Objective: Extract every line of the material that holds the string "Contact".

Data shown:
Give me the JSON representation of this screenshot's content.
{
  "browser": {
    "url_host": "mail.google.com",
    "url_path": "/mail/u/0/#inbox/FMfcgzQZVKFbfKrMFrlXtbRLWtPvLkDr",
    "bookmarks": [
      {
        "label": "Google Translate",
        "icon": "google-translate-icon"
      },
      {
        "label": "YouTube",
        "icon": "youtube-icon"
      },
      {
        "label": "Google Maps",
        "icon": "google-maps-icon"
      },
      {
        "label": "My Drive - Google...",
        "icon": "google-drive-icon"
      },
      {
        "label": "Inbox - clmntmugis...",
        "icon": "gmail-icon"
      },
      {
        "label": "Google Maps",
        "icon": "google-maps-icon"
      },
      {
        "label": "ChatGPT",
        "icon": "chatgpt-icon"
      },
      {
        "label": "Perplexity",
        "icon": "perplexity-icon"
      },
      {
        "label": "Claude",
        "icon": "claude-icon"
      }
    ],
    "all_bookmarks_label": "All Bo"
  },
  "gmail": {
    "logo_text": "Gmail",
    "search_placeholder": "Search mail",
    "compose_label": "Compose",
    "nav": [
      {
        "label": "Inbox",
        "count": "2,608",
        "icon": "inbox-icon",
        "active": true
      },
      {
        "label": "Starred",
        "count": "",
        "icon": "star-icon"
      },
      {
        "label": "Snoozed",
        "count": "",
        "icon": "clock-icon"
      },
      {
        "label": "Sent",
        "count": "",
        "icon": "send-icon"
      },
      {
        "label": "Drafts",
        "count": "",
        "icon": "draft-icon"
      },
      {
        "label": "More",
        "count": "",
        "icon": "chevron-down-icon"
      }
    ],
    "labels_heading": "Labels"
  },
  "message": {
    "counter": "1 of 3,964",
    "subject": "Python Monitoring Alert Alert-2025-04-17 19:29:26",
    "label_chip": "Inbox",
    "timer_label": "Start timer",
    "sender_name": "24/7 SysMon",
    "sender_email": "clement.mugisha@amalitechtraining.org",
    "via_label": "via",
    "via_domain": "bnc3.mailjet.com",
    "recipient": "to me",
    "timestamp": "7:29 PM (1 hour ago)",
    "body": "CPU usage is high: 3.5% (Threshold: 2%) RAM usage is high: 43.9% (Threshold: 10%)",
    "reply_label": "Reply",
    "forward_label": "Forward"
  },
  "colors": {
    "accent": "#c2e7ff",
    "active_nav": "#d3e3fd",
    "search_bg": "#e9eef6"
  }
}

==

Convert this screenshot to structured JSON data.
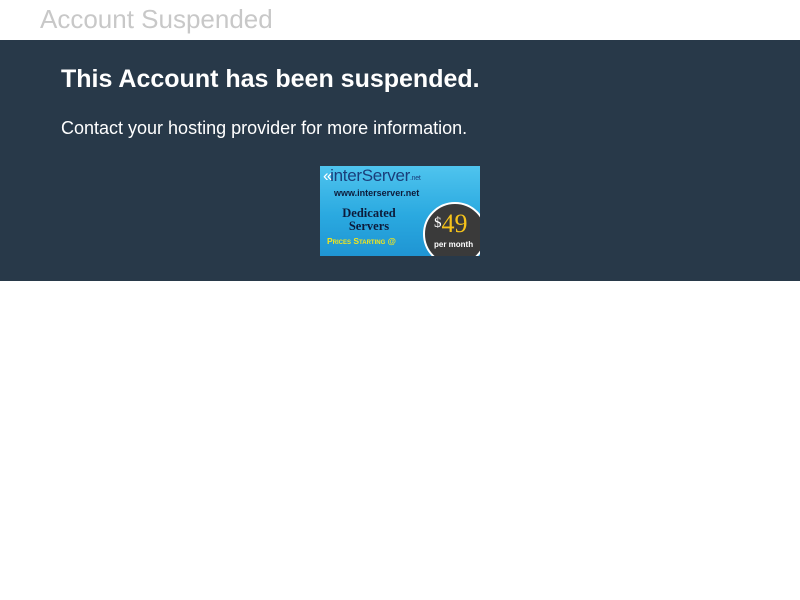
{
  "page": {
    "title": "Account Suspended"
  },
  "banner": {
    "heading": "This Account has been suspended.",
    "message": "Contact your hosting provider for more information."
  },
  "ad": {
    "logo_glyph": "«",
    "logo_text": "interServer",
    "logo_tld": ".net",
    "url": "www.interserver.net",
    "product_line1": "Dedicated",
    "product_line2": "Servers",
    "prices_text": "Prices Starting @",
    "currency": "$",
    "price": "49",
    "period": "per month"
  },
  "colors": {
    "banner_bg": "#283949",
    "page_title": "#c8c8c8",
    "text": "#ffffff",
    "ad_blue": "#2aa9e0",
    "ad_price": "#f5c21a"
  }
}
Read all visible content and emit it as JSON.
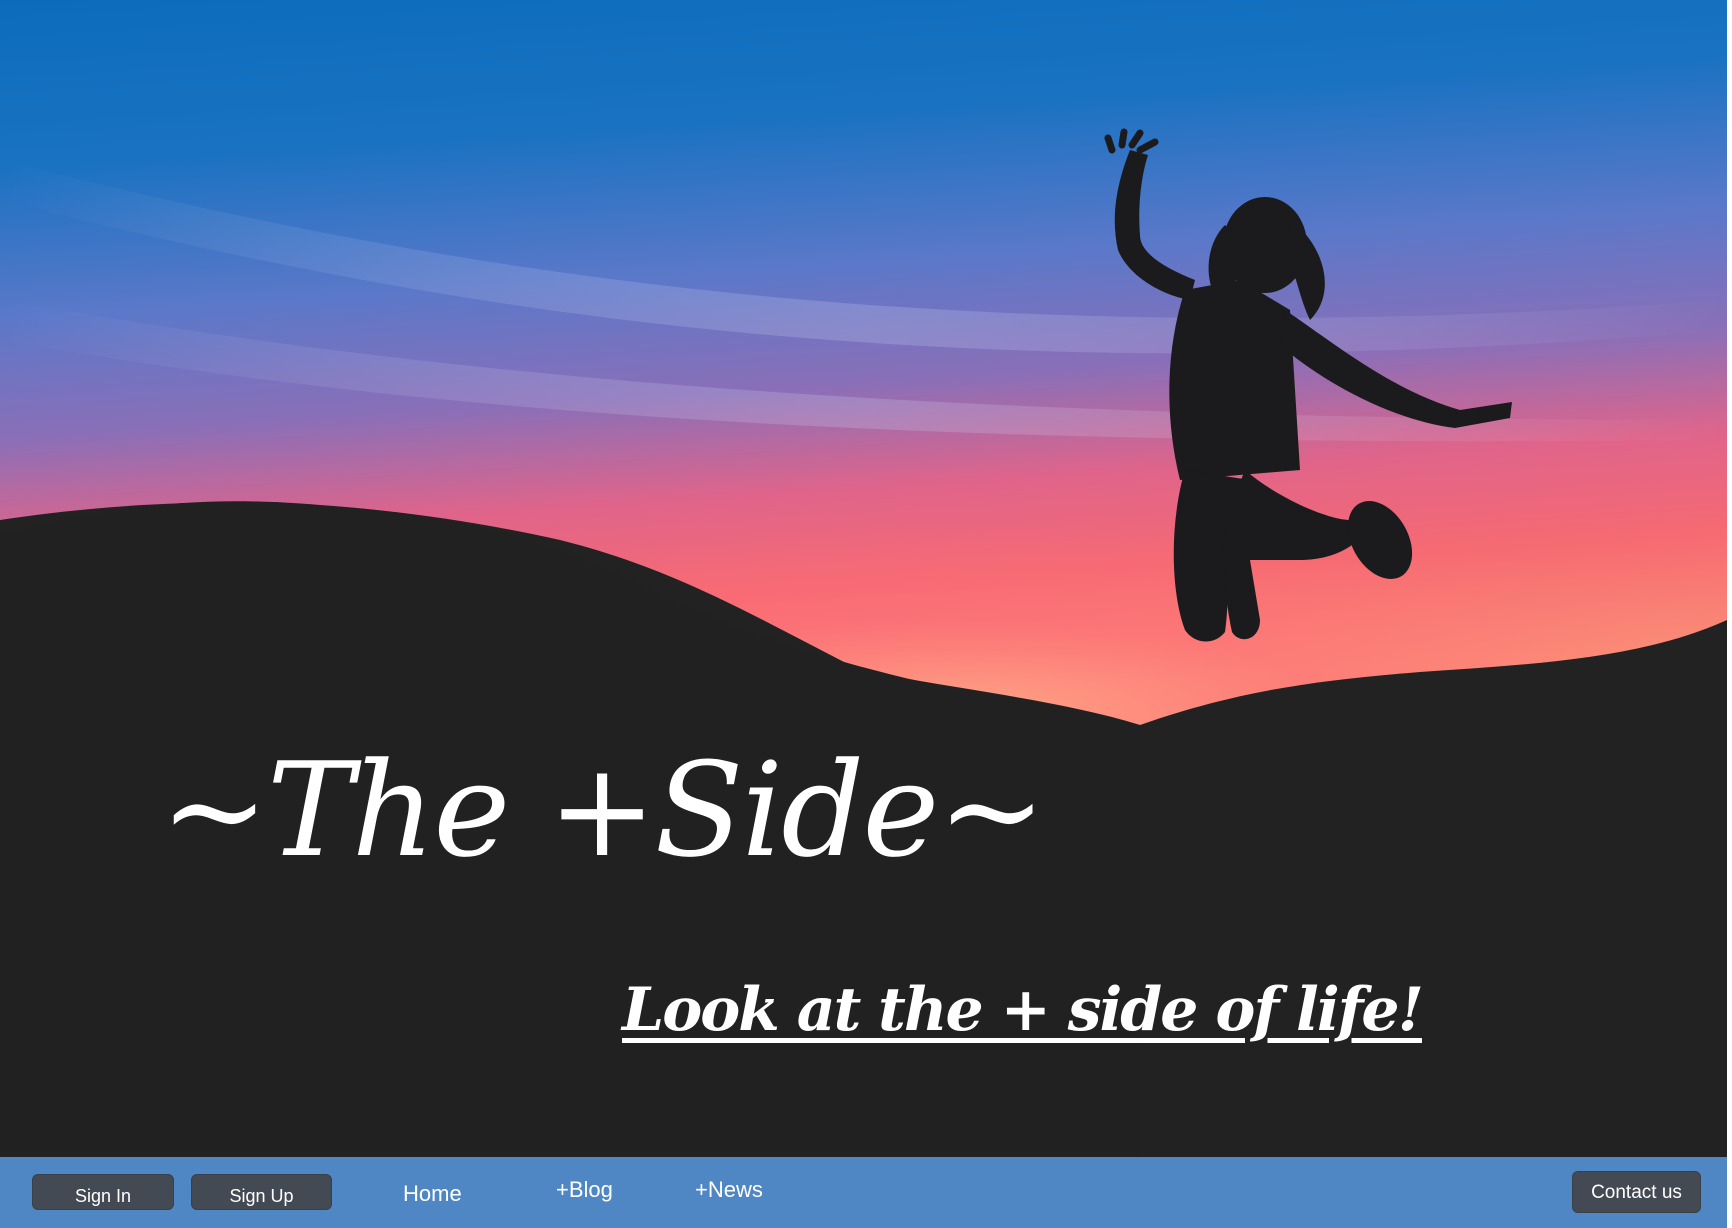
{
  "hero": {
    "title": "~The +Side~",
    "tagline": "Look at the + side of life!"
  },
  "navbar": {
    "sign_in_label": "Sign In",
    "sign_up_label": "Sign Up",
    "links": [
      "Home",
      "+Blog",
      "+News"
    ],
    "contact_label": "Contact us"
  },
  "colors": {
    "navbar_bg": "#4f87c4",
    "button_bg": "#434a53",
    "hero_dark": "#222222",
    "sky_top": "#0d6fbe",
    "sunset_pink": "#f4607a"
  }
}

Written solution:
    "message": "Contact your hosting provider for more information."
    "contact_label": "Contact us"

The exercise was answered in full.